(Records from a data source)
## start
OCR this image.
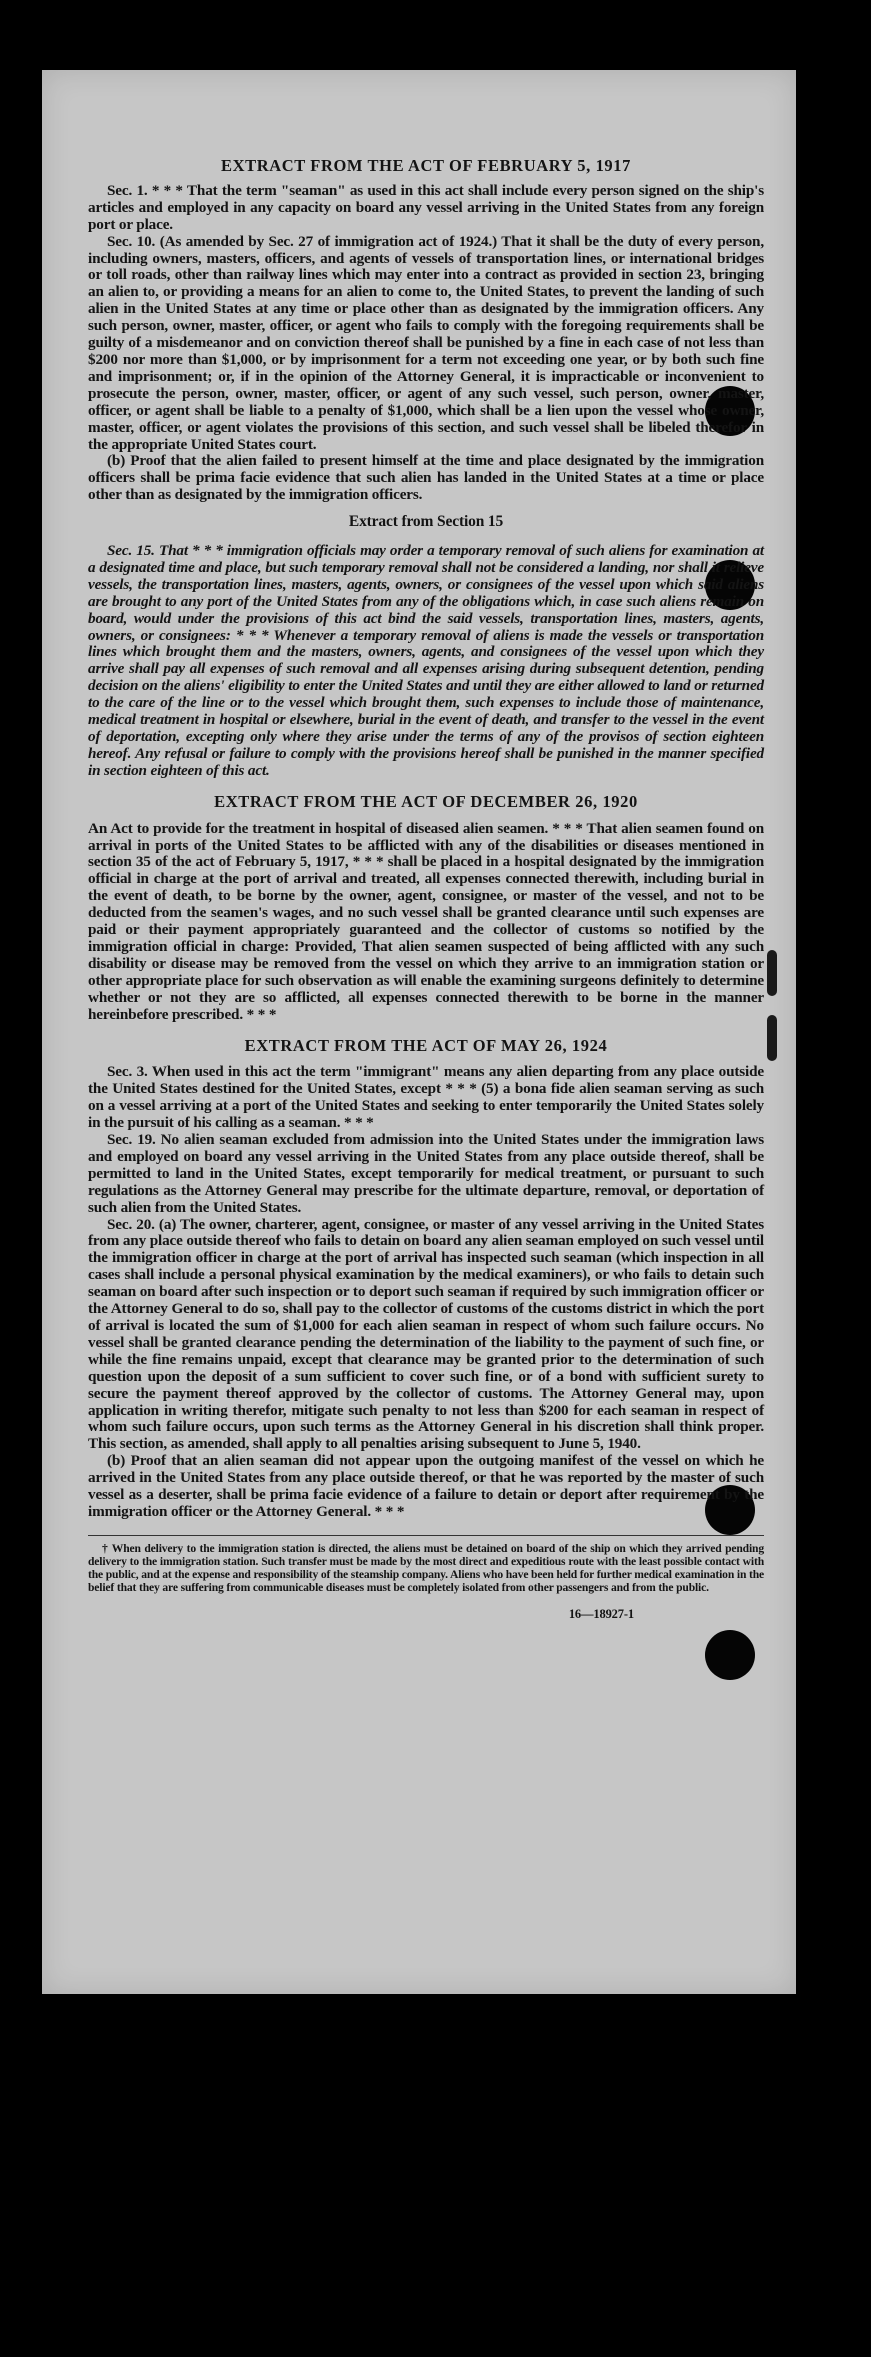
EXTRACT FROM THE ACT OF FEBRUARY 5, 1917

Sec. 1. * * * That the term "seaman" as used in this act shall include every person signed on the ship's articles and employed in any capacity on board any vessel arriving in the United States from any foreign port or place.

Sec. 10. (As amended by Sec. 27 of immigration act of 1924.) That it shall be the duty of every person, including owners, masters, officers, and agents of vessels of transportation lines, or international bridges or toll roads, other than railway lines which may enter into a contract as provided in section 23, bringing an alien to, or providing a means for an alien to come to, the United States, to prevent the landing of such alien in the United States at any time or place other than as designated by the immigration officers. Any such person, owner, master, officer, or agent who fails to comply with the foregoing requirements shall be guilty of a misdemeanor and on conviction thereof shall be punished by a fine in each case of not less than $200 nor more than $1,000, or by imprisonment for a term not exceeding one year, or by both such fine and imprisonment; or, if in the opinion of the Attorney General, it is impracticable or inconvenient to prosecute the person, owner, master, officer, or agent of any such vessel, such person, owner, master, officer, or agent shall be liable to a penalty of $1,000, which shall be a lien upon the vessel whose owner, master, officer, or agent violates the provisions of this section, and such vessel shall be libeled therefor in the appropriate United States court.

(b) Proof that the alien failed to present himself at the time and place designated by the immigration officers shall be prima facie evidence that such alien has landed in the United States at a time or place other than as designated by the immigration officers.

Extract from Section 15

Sec. 15. That * * * immigration officials may order a temporary removal of such aliens for examination at a designated time and place, but such temporary removal shall not be considered a landing, nor shall it relieve vessels, the transportation lines, masters, agents, owners, or consignees of the vessel upon which said aliens are brought to any port of the United States from any of the obligations which, in case such aliens remain on board, would under the provisions of this act bind the said vessels, transportation lines, masters, agents, owners, or consignees: * * * Whenever a temporary removal of aliens is made the vessels or transportation lines which brought them and the masters, owners, agents, and consignees of the vessel upon which they arrive shall pay all expenses of such removal and all expenses arising during subsequent detention, pending decision on the aliens' eligibility to enter the United States and until they are either allowed to land or returned to the care of the line or to the vessel which brought them, such expenses to include those of maintenance, medical treatment in hospital or elsewhere, burial in the event of death, and transfer to the vessel in the event of deportation, excepting only where they arise under the terms of any of the provisos of section eighteen hereof. Any refusal or failure to comply with the provisions hereof shall be punished in the manner specified in section eighteen of this act.

EXTRACT FROM THE ACT OF DECEMBER 26, 1920

An Act to provide for the treatment in hospital of diseased alien seamen. * * * That alien seamen found on arrival in ports of the United States to be afflicted with any of the disabilities or diseases mentioned in section 35 of the act of February 5, 1917, * * * shall be placed in a hospital designated by the immigration official in charge at the port of arrival and treated, all expenses connected therewith, including burial in the event of death, to be borne by the owner, agent, consignee, or master of the vessel, and not to be deducted from the seamen's wages, and no such vessel shall be granted clearance until such expenses are paid or their payment appropriately guaranteed and the collector of customs so notified by the immigration official in charge: Provided, That alien seamen suspected of being afflicted with any such disability or disease may be removed from the vessel on which they arrive to an immigration station or other appropriate place for such observation as will enable the examining surgeons definitely to determine whether or not they are so afflicted, all expenses connected therewith to be borne in the manner hereinbefore prescribed. * * *

EXTRACT FROM THE ACT OF MAY 26, 1924

Sec. 3. When used in this act the term "immigrant" means any alien departing from any place outside the United States destined for the United States, except * * * (5) a bona fide alien seaman serving as such on a vessel arriving at a port of the United States and seeking to enter temporarily the United States solely in the pursuit of his calling as a seaman. * * *

Sec. 19. No alien seaman excluded from admission into the United States under the immigration laws and employed on board any vessel arriving in the United States from any place outside thereof, shall be permitted to land in the United States, except temporarily for medical treatment, or pursuant to such regulations as the Attorney General may prescribe for the ultimate departure, removal, or deportation of such alien from the United States.

Sec. 20. (a) The owner, charterer, agent, consignee, or master of any vessel arriving in the United States from any place outside thereof who fails to detain on board any alien seaman employed on such vessel until the immigration officer in charge at the port of arrival has inspected such seaman (which inspection in all cases shall include a personal physical examination by the medical examiners), or who fails to detain such seaman on board after such inspection or to deport such seaman if required by such immigration officer or the Attorney General to do so, shall pay to the collector of customs of the customs district in which the port of arrival is located the sum of $1,000 for each alien seaman in respect of whom such failure occurs. No vessel shall be granted clearance pending the determination of the liability to the payment of such fine, or while the fine remains unpaid, except that clearance may be granted prior to the determination of such question upon the deposit of a sum sufficient to cover such fine, or of a bond with sufficient surety to secure the payment thereof approved by the collector of customs. The Attorney General may, upon application in writing therefor, mitigate such penalty to not less than $200 for each seaman in respect of whom such failure occurs, upon such terms as the Attorney General in his discretion shall think proper. This section, as amended, shall apply to all penalties arising subsequent to June 5, 1940.

(b) Proof that an alien seaman did not appear upon the outgoing manifest of the vessel on which he arrived in the United States from any place outside thereof, or that he was reported by the master of such vessel as a deserter, shall be prima facie evidence of a failure to detain or deport after requirement by the immigration officer or the Attorney General. * * *

† When delivery to the immigration station is directed, the aliens must be detained on board of the ship on which they arrived pending delivery to the immigration station. Such transfer must be made by the most direct and expeditious route with the least possible contact with the public, and at the expense and responsibility of the steamship company. Aliens who have been held for further medical examination in the belief that they are suffering from communicable diseases must be completely isolated from other passengers and from the public.

16—18927-1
## end
# Goal:
Print all entries exactly. The images do not belong in the copy.

# Exercise output:
OCR this image.
EXTRACT FROM THE ACT OF FEBRUARY 5, 1917

Sec. 1. * * * That the term "seaman" as used in this act shall include every person signed on the ship's articles and employed in any capacity on board any vessel arriving in the United States from any foreign port or place.

Sec. 10. (As amended by Sec. 27 of immigration act of 1924.) That it shall be the duty of every person, including owners, masters, officers, and agents of vessels of transportation lines, or international bridges or toll roads, other than railway lines which may enter into a contract as provided in section 23, bringing an alien to, or providing a means for an alien to come to, the United States, to prevent the landing of such alien in the United States at any time or place other than as designated by the immigration officers. Any such person, owner, master, officer, or agent who fails to comply with the foregoing requirements shall be guilty of a misdemeanor and on conviction thereof shall be punished by a fine in each case of not less than $200 nor more than $1,000, or by imprisonment for a term not exceeding one year, or by both such fine and imprisonment; or, if in the opinion of the Attorney General, it is impracticable or inconvenient to prosecute the person, owner, master, officer, or agent of any such vessel, such person, owner, master, officer, or agent shall be liable to a penalty of $1,000, which shall be a lien upon the vessel whose owner, master, officer, or agent violates the provisions of this section, and such vessel shall be libeled therefor in the appropriate United States court.

(b) Proof that the alien failed to present himself at the time and place designated by the immigration officers shall be prima facie evidence that such alien has landed in the United States at a time or place other than as designated by the immigration officers.

Extract from Section 15

Sec. 15. That * * * immigration officials may order a temporary removal of such aliens for examination at a designated time and place, but such temporary removal shall not be considered a landing, nor shall it relieve vessels, the transportation lines, masters, agents, owners, or consignees of the vessel upon which said aliens are brought to any port of the United States from any of the obligations which, in case such aliens remain on board, would under the provisions of this act bind the said vessels, transportation lines, masters, agents, owners, or consignees: * * * Whenever a temporary removal of aliens is made the vessels or transportation lines which brought them and the masters, owners, agents, and consignees of the vessel upon which they arrive shall pay all expenses of such removal and all expenses arising during subsequent detention, pending decision on the aliens' eligibility to enter the United States and until they are either allowed to land or returned to the care of the line or to the vessel which brought them, such expenses to include those of maintenance, medical treatment in hospital or elsewhere, burial in the event of death, and transfer to the vessel in the event of deportation, excepting only where they arise under the terms of any of the provisos of section eighteen hereof. Any refusal or failure to comply with the provisions hereof shall be punished in the manner specified in section eighteen of this act.

EXTRACT FROM THE ACT OF DECEMBER 26, 1920

An Act to provide for the treatment in hospital of diseased alien seamen. * * * That alien seamen found on arrival in ports of the United States to be afflicted with any of the disabilities or diseases mentioned in section 35 of the act of February 5, 1917, * * * shall be placed in a hospital designated by the immigration official in charge at the port of arrival and treated, all expenses connected therewith, including burial in the event of death, to be borne by the owner, agent, consignee, or master of the vessel, and not to be deducted from the seamen's wages, and no such vessel shall be granted clearance until such expenses are paid or their payment appropriately guaranteed and the collector of customs so notified by the immigration official in charge: Provided, That alien seamen suspected of being afflicted with any such disability or disease may be removed from the vessel on which they arrive to an immigration station or other appropriate place for such observation as will enable the examining surgeons definitely to determine whether or not they are so afflicted, all expenses connected therewith to be borne in the manner hereinbefore prescribed. * * *

EXTRACT FROM THE ACT OF MAY 26, 1924

Sec. 3. When used in this act the term "immigrant" means any alien departing from any place outside the United States destined for the United States, except * * * (5) a bona fide alien seaman serving as such on a vessel arriving at a port of the United States and seeking to enter temporarily the United States solely in the pursuit of his calling as a seaman. * * *

Sec. 19. No alien seaman excluded from admission into the United States under the immigration laws and employed on board any vessel arriving in the United States from any place outside thereof, shall be permitted to land in the United States, except temporarily for medical treatment, or pursuant to such regulations as the Attorney General may prescribe for the ultimate departure, removal, or deportation of such alien from the United States.

Sec. 20. (a) The owner, charterer, agent, consignee, or master of any vessel arriving in the United States from any place outside thereof who fails to detain on board any alien seaman employed on such vessel until the immigration officer in charge at the port of arrival has inspected such seaman (which inspection in all cases shall include a personal physical examination by the medical examiners), or who fails to detain such seaman on board after such inspection or to deport such seaman if required by such immigration officer or the Attorney General to do so, shall pay to the collector of customs of the customs district in which the port of arrival is located the sum of $1,000 for each alien seaman in respect of whom such failure occurs. No vessel shall be granted clearance pending the determination of the liability to the payment of such fine, or while the fine remains unpaid, except that clearance may be granted prior to the determination of such question upon the deposit of a sum sufficient to cover such fine, or of a bond with sufficient surety to secure the payment thereof approved by the collector of customs. The Attorney General may, upon application in writing therefor, mitigate such penalty to not less than $200 for each seaman in respect of whom such failure occurs, upon such terms as the Attorney General in his discretion shall think proper. This section, as amended, shall apply to all penalties arising subsequent to June 5, 1940.

(b) Proof that an alien seaman did not appear upon the outgoing manifest of the vessel on which he arrived in the United States from any place outside thereof, or that he was reported by the master of such vessel as a deserter, shall be prima facie evidence of a failure to detain or deport after requirement by the immigration officer or the Attorney General. * * *

† When delivery to the immigration station is directed, the aliens must be detained on board of the ship on which they arrived pending delivery to the immigration station. Such transfer must be made by the most direct and expeditious route with the least possible contact with the public, and at the expense and responsibility of the steamship company. Aliens who have been held for further medical examination in the belief that they are suffering from communicable diseases must be completely isolated from other passengers and from the public.

16—18927-1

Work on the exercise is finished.